Images appear in the records below; leave them out and repeat everything else exactly.

Records:
▽

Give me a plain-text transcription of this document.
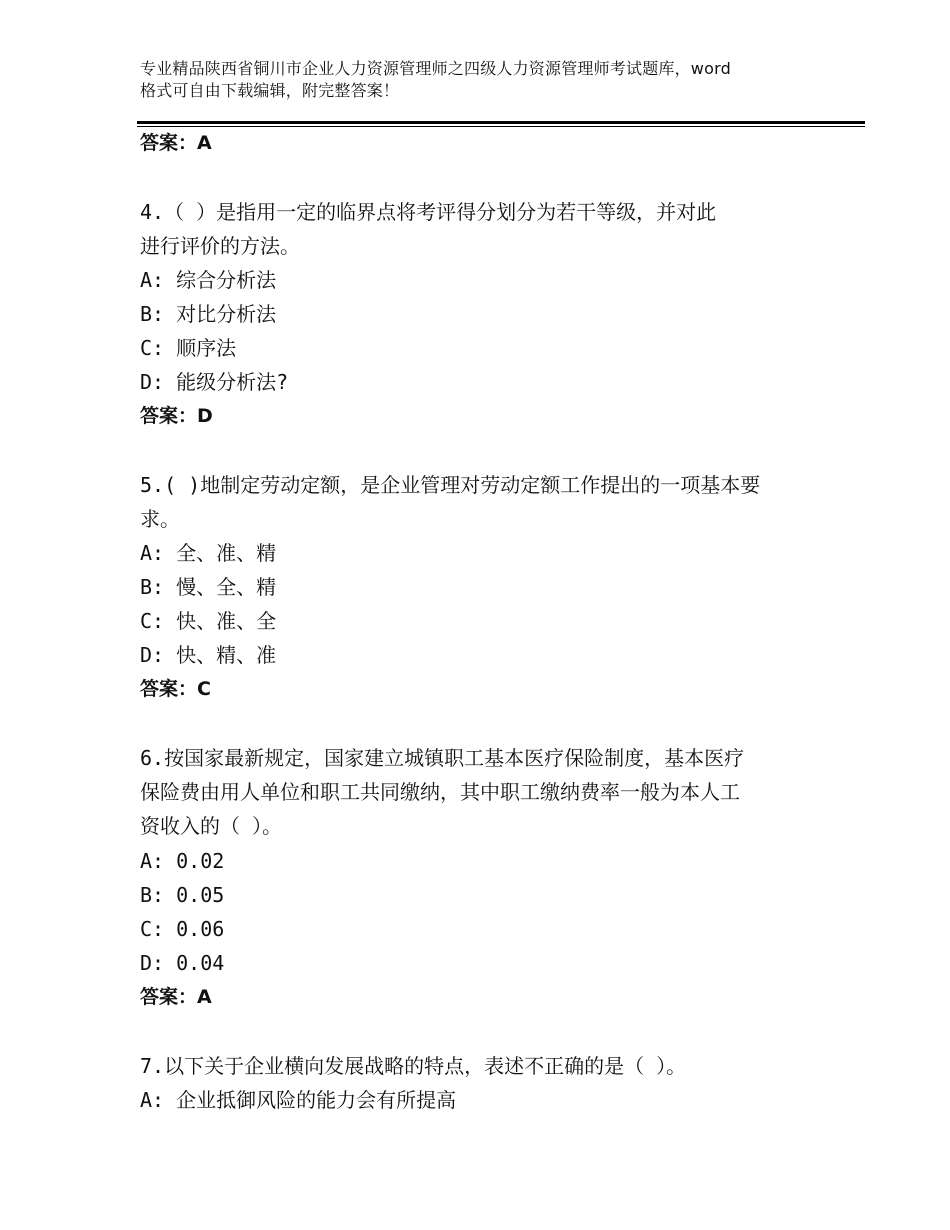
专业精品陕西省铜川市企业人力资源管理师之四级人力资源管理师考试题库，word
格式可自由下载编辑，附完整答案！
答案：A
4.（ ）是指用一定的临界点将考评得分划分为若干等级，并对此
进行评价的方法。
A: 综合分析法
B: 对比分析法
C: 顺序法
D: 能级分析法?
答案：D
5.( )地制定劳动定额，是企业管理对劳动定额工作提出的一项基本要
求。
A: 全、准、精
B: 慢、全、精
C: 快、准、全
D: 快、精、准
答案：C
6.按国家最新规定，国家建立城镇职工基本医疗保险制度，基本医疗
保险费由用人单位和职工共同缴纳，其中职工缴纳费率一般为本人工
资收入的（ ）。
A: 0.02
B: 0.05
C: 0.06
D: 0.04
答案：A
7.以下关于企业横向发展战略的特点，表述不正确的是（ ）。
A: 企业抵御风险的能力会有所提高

△

Written response:
Give me a plain-text transcription of this document.
专业精品陕西省铜川市企业人力资源管理师之四级人力资源管理师考试题库，word
格式可自由下载编辑，附完整答案！
答案：A
4.（ ）是指用一定的临界点将考评得分划分为若干等级，并对此
进行评价的方法。
A: 综合分析法
B: 对比分析法
C: 顺序法
D: 能级分析法?
答案：D
5.( )地制定劳动定额，是企业管理对劳动定额工作提出的一项基本要
求。
A: 全、准、精
B: 慢、全、精
C: 快、准、全
D: 快、精、准
答案：C
6.按国家最新规定，国家建立城镇职工基本医疗保险制度，基本医疗
保险费由用人单位和职工共同缴纳，其中职工缴纳费率一般为本人工
资收入的（ ）。
A: 0.02
B: 0.05
C: 0.06
D: 0.04
答案：A
7.以下关于企业横向发展战略的特点，表述不正确的是（ ）。
A: 企业抵御风险的能力会有所提高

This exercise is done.